Records from a collection:
---------------

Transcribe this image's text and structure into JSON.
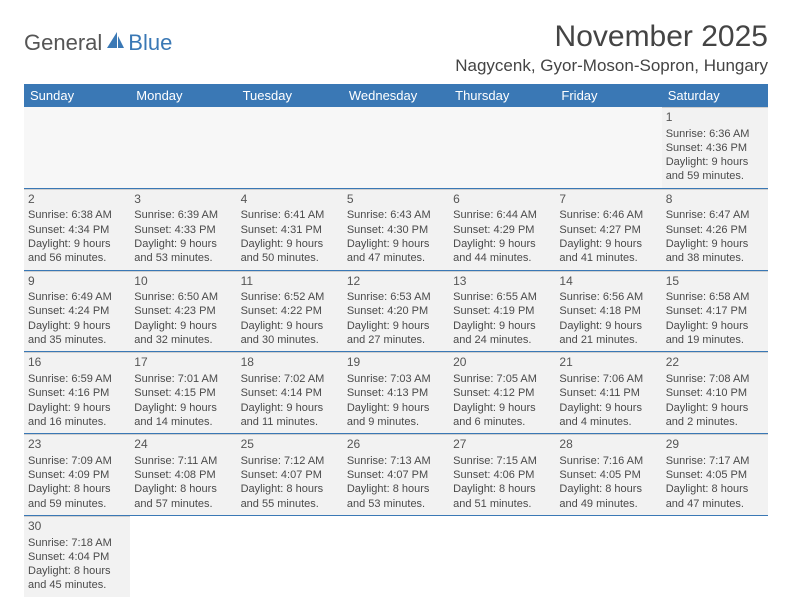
{
  "brand": {
    "part1": "General",
    "part2": "Blue"
  },
  "title": "November 2025",
  "location": "Nagycenk, Gyor-Moson-Sopron, Hungary",
  "weekdays": [
    "Sunday",
    "Monday",
    "Tuesday",
    "Wednesday",
    "Thursday",
    "Friday",
    "Saturday"
  ],
  "colors": {
    "header_bg": "#3a78b5",
    "header_text": "#ffffff",
    "cell_bg": "#f2f2f2",
    "border": "#3a78b5",
    "text": "#4a4a4a"
  },
  "weeks": [
    [
      null,
      null,
      null,
      null,
      null,
      null,
      {
        "n": "1",
        "sr": "Sunrise: 6:36 AM",
        "ss": "Sunset: 4:36 PM",
        "dl1": "Daylight: 9 hours",
        "dl2": "and 59 minutes."
      }
    ],
    [
      {
        "n": "2",
        "sr": "Sunrise: 6:38 AM",
        "ss": "Sunset: 4:34 PM",
        "dl1": "Daylight: 9 hours",
        "dl2": "and 56 minutes."
      },
      {
        "n": "3",
        "sr": "Sunrise: 6:39 AM",
        "ss": "Sunset: 4:33 PM",
        "dl1": "Daylight: 9 hours",
        "dl2": "and 53 minutes."
      },
      {
        "n": "4",
        "sr": "Sunrise: 6:41 AM",
        "ss": "Sunset: 4:31 PM",
        "dl1": "Daylight: 9 hours",
        "dl2": "and 50 minutes."
      },
      {
        "n": "5",
        "sr": "Sunrise: 6:43 AM",
        "ss": "Sunset: 4:30 PM",
        "dl1": "Daylight: 9 hours",
        "dl2": "and 47 minutes."
      },
      {
        "n": "6",
        "sr": "Sunrise: 6:44 AM",
        "ss": "Sunset: 4:29 PM",
        "dl1": "Daylight: 9 hours",
        "dl2": "and 44 minutes."
      },
      {
        "n": "7",
        "sr": "Sunrise: 6:46 AM",
        "ss": "Sunset: 4:27 PM",
        "dl1": "Daylight: 9 hours",
        "dl2": "and 41 minutes."
      },
      {
        "n": "8",
        "sr": "Sunrise: 6:47 AM",
        "ss": "Sunset: 4:26 PM",
        "dl1": "Daylight: 9 hours",
        "dl2": "and 38 minutes."
      }
    ],
    [
      {
        "n": "9",
        "sr": "Sunrise: 6:49 AM",
        "ss": "Sunset: 4:24 PM",
        "dl1": "Daylight: 9 hours",
        "dl2": "and 35 minutes."
      },
      {
        "n": "10",
        "sr": "Sunrise: 6:50 AM",
        "ss": "Sunset: 4:23 PM",
        "dl1": "Daylight: 9 hours",
        "dl2": "and 32 minutes."
      },
      {
        "n": "11",
        "sr": "Sunrise: 6:52 AM",
        "ss": "Sunset: 4:22 PM",
        "dl1": "Daylight: 9 hours",
        "dl2": "and 30 minutes."
      },
      {
        "n": "12",
        "sr": "Sunrise: 6:53 AM",
        "ss": "Sunset: 4:20 PM",
        "dl1": "Daylight: 9 hours",
        "dl2": "and 27 minutes."
      },
      {
        "n": "13",
        "sr": "Sunrise: 6:55 AM",
        "ss": "Sunset: 4:19 PM",
        "dl1": "Daylight: 9 hours",
        "dl2": "and 24 minutes."
      },
      {
        "n": "14",
        "sr": "Sunrise: 6:56 AM",
        "ss": "Sunset: 4:18 PM",
        "dl1": "Daylight: 9 hours",
        "dl2": "and 21 minutes."
      },
      {
        "n": "15",
        "sr": "Sunrise: 6:58 AM",
        "ss": "Sunset: 4:17 PM",
        "dl1": "Daylight: 9 hours",
        "dl2": "and 19 minutes."
      }
    ],
    [
      {
        "n": "16",
        "sr": "Sunrise: 6:59 AM",
        "ss": "Sunset: 4:16 PM",
        "dl1": "Daylight: 9 hours",
        "dl2": "and 16 minutes."
      },
      {
        "n": "17",
        "sr": "Sunrise: 7:01 AM",
        "ss": "Sunset: 4:15 PM",
        "dl1": "Daylight: 9 hours",
        "dl2": "and 14 minutes."
      },
      {
        "n": "18",
        "sr": "Sunrise: 7:02 AM",
        "ss": "Sunset: 4:14 PM",
        "dl1": "Daylight: 9 hours",
        "dl2": "and 11 minutes."
      },
      {
        "n": "19",
        "sr": "Sunrise: 7:03 AM",
        "ss": "Sunset: 4:13 PM",
        "dl1": "Daylight: 9 hours",
        "dl2": "and 9 minutes."
      },
      {
        "n": "20",
        "sr": "Sunrise: 7:05 AM",
        "ss": "Sunset: 4:12 PM",
        "dl1": "Daylight: 9 hours",
        "dl2": "and 6 minutes."
      },
      {
        "n": "21",
        "sr": "Sunrise: 7:06 AM",
        "ss": "Sunset: 4:11 PM",
        "dl1": "Daylight: 9 hours",
        "dl2": "and 4 minutes."
      },
      {
        "n": "22",
        "sr": "Sunrise: 7:08 AM",
        "ss": "Sunset: 4:10 PM",
        "dl1": "Daylight: 9 hours",
        "dl2": "and 2 minutes."
      }
    ],
    [
      {
        "n": "23",
        "sr": "Sunrise: 7:09 AM",
        "ss": "Sunset: 4:09 PM",
        "dl1": "Daylight: 8 hours",
        "dl2": "and 59 minutes."
      },
      {
        "n": "24",
        "sr": "Sunrise: 7:11 AM",
        "ss": "Sunset: 4:08 PM",
        "dl1": "Daylight: 8 hours",
        "dl2": "and 57 minutes."
      },
      {
        "n": "25",
        "sr": "Sunrise: 7:12 AM",
        "ss": "Sunset: 4:07 PM",
        "dl1": "Daylight: 8 hours",
        "dl2": "and 55 minutes."
      },
      {
        "n": "26",
        "sr": "Sunrise: 7:13 AM",
        "ss": "Sunset: 4:07 PM",
        "dl1": "Daylight: 8 hours",
        "dl2": "and 53 minutes."
      },
      {
        "n": "27",
        "sr": "Sunrise: 7:15 AM",
        "ss": "Sunset: 4:06 PM",
        "dl1": "Daylight: 8 hours",
        "dl2": "and 51 minutes."
      },
      {
        "n": "28",
        "sr": "Sunrise: 7:16 AM",
        "ss": "Sunset: 4:05 PM",
        "dl1": "Daylight: 8 hours",
        "dl2": "and 49 minutes."
      },
      {
        "n": "29",
        "sr": "Sunrise: 7:17 AM",
        "ss": "Sunset: 4:05 PM",
        "dl1": "Daylight: 8 hours",
        "dl2": "and 47 minutes."
      }
    ],
    [
      {
        "n": "30",
        "sr": "Sunrise: 7:18 AM",
        "ss": "Sunset: 4:04 PM",
        "dl1": "Daylight: 8 hours",
        "dl2": "and 45 minutes."
      },
      null,
      null,
      null,
      null,
      null,
      null
    ]
  ]
}
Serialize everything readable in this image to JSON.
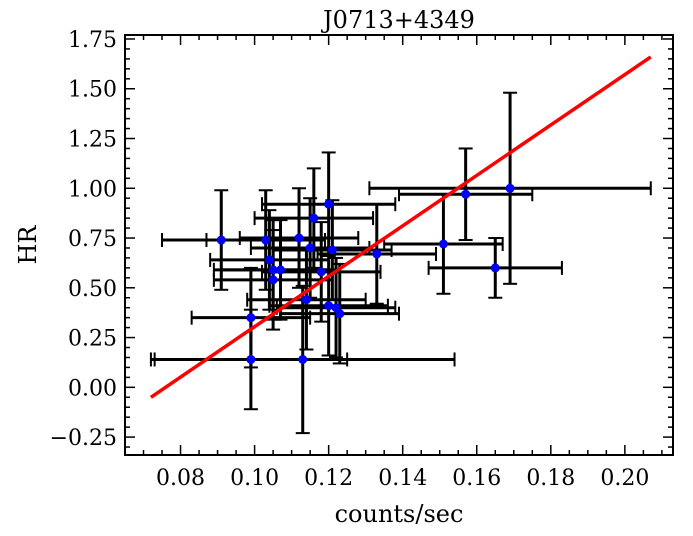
{
  "chart_data": {
    "type": "scatter",
    "title": "J0713+4349",
    "xlabel": "counts/sec",
    "ylabel": "HR",
    "xlim": [
      0.065,
      0.213
    ],
    "ylim": [
      -0.34,
      1.77
    ],
    "x_ticks": [
      0.08,
      0.1,
      0.12,
      0.14,
      0.16,
      0.18,
      0.2
    ],
    "x_tick_labels": [
      "0.08",
      "0.10",
      "0.12",
      "0.14",
      "0.16",
      "0.18",
      "0.20"
    ],
    "y_ticks": [
      -0.25,
      0.0,
      0.25,
      0.5,
      0.75,
      1.0,
      1.25,
      1.5,
      1.75
    ],
    "y_tick_labels": [
      "−0.25",
      "0.00",
      "0.25",
      "0.50",
      "0.75",
      "1.00",
      "1.25",
      "1.50",
      "1.75"
    ],
    "grid": false,
    "colors": {
      "points": "#0000ff",
      "error_bars": "#000000",
      "fit_line": "#ff0000"
    },
    "points": [
      {
        "x": 0.091,
        "y": 0.74,
        "xerr": 0.016,
        "yerr": 0.25
      },
      {
        "x": 0.103,
        "y": 0.74,
        "xerr": 0.016,
        "yerr": 0.25
      },
      {
        "x": 0.104,
        "y": 0.64,
        "xerr": 0.016,
        "yerr": 0.25
      },
      {
        "x": 0.105,
        "y": 0.59,
        "xerr": 0.016,
        "yerr": 0.25
      },
      {
        "x": 0.107,
        "y": 0.59,
        "xerr": 0.016,
        "yerr": 0.25
      },
      {
        "x": 0.105,
        "y": 0.54,
        "xerr": 0.016,
        "yerr": 0.25
      },
      {
        "x": 0.112,
        "y": 0.75,
        "xerr": 0.016,
        "yerr": 0.25
      },
      {
        "x": 0.116,
        "y": 0.85,
        "xerr": 0.016,
        "yerr": 0.25
      },
      {
        "x": 0.12,
        "y": 0.92,
        "xerr": 0.018,
        "yerr": 0.26
      },
      {
        "x": 0.115,
        "y": 0.7,
        "xerr": 0.016,
        "yerr": 0.25
      },
      {
        "x": 0.118,
        "y": 0.58,
        "xerr": 0.016,
        "yerr": 0.25
      },
      {
        "x": 0.121,
        "y": 0.69,
        "xerr": 0.016,
        "yerr": 0.25
      },
      {
        "x": 0.114,
        "y": 0.44,
        "xerr": 0.016,
        "yerr": 0.25
      },
      {
        "x": 0.12,
        "y": 0.41,
        "xerr": 0.016,
        "yerr": 0.25
      },
      {
        "x": 0.122,
        "y": 0.4,
        "xerr": 0.016,
        "yerr": 0.25
      },
      {
        "x": 0.123,
        "y": 0.37,
        "xerr": 0.016,
        "yerr": 0.25
      },
      {
        "x": 0.099,
        "y": 0.35,
        "xerr": 0.016,
        "yerr": 0.25
      },
      {
        "x": 0.099,
        "y": 0.14,
        "xerr": 0.026,
        "yerr": 0.25
      },
      {
        "x": 0.113,
        "y": 0.14,
        "xerr": 0.041,
        "yerr": 0.37
      },
      {
        "x": 0.133,
        "y": 0.67,
        "xerr": 0.016,
        "yerr": 0.25
      },
      {
        "x": 0.151,
        "y": 0.72,
        "xerr": 0.016,
        "yerr": 0.25
      },
      {
        "x": 0.157,
        "y": 0.97,
        "xerr": 0.018,
        "yerr": 0.23
      },
      {
        "x": 0.165,
        "y": 0.6,
        "xerr": 0.018,
        "yerr": 0.15
      },
      {
        "x": 0.169,
        "y": 1.0,
        "xerr": 0.038,
        "yerr": 0.48
      }
    ],
    "fit_line": {
      "x": [
        0.072,
        0.207
      ],
      "y": [
        -0.05,
        1.66
      ]
    }
  }
}
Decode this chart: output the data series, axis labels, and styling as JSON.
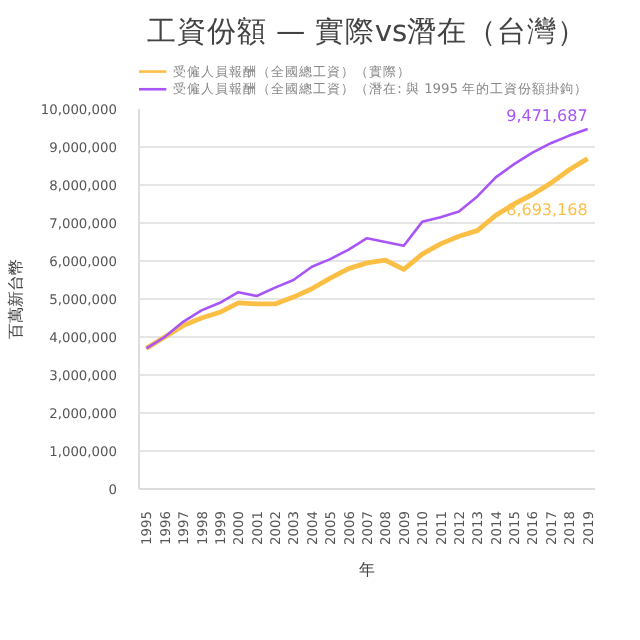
{
  "chart_data": {
    "type": "line",
    "title": "工資份額 — 實際vs潛在（台灣）",
    "xlabel": "年",
    "ylabel": "百萬新台幣",
    "categories": [
      "1995",
      "1996",
      "1997",
      "1998",
      "1999",
      "2000",
      "2001",
      "2002",
      "2003",
      "2004",
      "2005",
      "2006",
      "2007",
      "2008",
      "2009",
      "2010",
      "2011",
      "2012",
      "2013",
      "2014",
      "2015",
      "2016",
      "2017",
      "2018",
      "2019"
    ],
    "series": [
      {
        "name": "受僱人員報酬（全國總工資）（實際）",
        "color": "#fbbf45",
        "values": [
          3700000,
          4000000,
          4300000,
          4500000,
          4650000,
          4900000,
          4870000,
          4870000,
          5050000,
          5270000,
          5550000,
          5800000,
          5950000,
          6020000,
          5780000,
          6180000,
          6450000,
          6650000,
          6800000,
          7200000,
          7500000,
          7750000,
          8050000,
          8400000,
          8693168
        ]
      },
      {
        "name": "受僱人員報酬（全國總工資）（潛在: 與 1995 年的工資份額掛鉤）",
        "color": "#a855f7",
        "values": [
          3700000,
          4000000,
          4400000,
          4700000,
          4900000,
          5180000,
          5080000,
          5300000,
          5500000,
          5850000,
          6050000,
          6300000,
          6600000,
          6500000,
          6400000,
          7030000,
          7150000,
          7300000,
          7700000,
          8200000,
          8550000,
          8850000,
          9100000,
          9300000,
          9471687
        ]
      }
    ],
    "annotations": [
      {
        "text": "9,471,687",
        "x": "2019",
        "y": 9471687
      },
      {
        "text": "8,693,168",
        "x": "2019",
        "y": 8693168
      }
    ],
    "ylim": [
      0,
      10000000
    ],
    "yticks": [
      {
        "value": 0,
        "label": "0"
      },
      {
        "value": 1000000,
        "label": "1,000,000"
      },
      {
        "value": 2000000,
        "label": "2,000,000"
      },
      {
        "value": 3000000,
        "label": "3,000,000"
      },
      {
        "value": 4000000,
        "label": "4,000,000"
      },
      {
        "value": 5000000,
        "label": "5,000,000"
      },
      {
        "value": 6000000,
        "label": "6,000,000"
      },
      {
        "value": 7000000,
        "label": "7,000,000"
      },
      {
        "value": 8000000,
        "label": "8,000,000"
      },
      {
        "value": 9000000,
        "label": "9,000,000"
      },
      {
        "value": 10000000,
        "label": "10,000,000"
      }
    ],
    "grid": "y",
    "legend": "top",
    "marker": "none",
    "line_style": "solid"
  }
}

---------------

Given task: From the entries above, list each line with "全國總工資" in it.

Task solution:
        "name": "受僱人員報酬（全國總工資）（實際）",
        "name": "受僱人員報酬（全國總工資）（潛在: 與 1995 年的工資份額掛鉤）",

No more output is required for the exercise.